GOAL –
Pull out every line below that contains the word "作为客服主管".

***** AVAILABLE DATA

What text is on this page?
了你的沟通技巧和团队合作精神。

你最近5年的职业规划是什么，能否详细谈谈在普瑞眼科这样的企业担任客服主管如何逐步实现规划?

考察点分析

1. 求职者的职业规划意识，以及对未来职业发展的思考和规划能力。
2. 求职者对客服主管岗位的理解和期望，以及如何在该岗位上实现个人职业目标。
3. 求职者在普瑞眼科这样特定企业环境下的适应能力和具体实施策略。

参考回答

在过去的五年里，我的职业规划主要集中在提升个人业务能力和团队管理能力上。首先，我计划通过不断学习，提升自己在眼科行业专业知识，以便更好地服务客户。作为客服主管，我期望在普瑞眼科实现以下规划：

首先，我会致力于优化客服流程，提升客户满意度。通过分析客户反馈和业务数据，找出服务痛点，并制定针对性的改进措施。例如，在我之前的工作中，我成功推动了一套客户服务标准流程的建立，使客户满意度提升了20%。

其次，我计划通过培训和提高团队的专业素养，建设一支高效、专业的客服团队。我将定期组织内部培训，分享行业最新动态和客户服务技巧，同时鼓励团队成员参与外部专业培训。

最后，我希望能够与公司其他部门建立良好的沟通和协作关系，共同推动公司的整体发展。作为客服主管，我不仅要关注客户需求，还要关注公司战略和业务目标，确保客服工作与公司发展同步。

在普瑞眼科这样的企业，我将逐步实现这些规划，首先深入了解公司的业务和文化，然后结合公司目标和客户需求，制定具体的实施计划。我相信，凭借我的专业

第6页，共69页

**********

CORRECT OUTPUT –
在过去的五年里，我的职业规划主要集中在提升个人业务能力和团队管理能力上。首先，我计划通过不断学习，提升自己在眼科行业专业知识，以便更好地服务客户。作为客服主管，我期望在普瑞眼科实现以下规划：
最后，我希望能够与公司其他部门建立良好的沟通和协作关系，共同推动公司的整体发展。作为客服主管，我不仅要关注客户需求，还要关注公司战略和业务目标，确保客服工作与公司发展同步。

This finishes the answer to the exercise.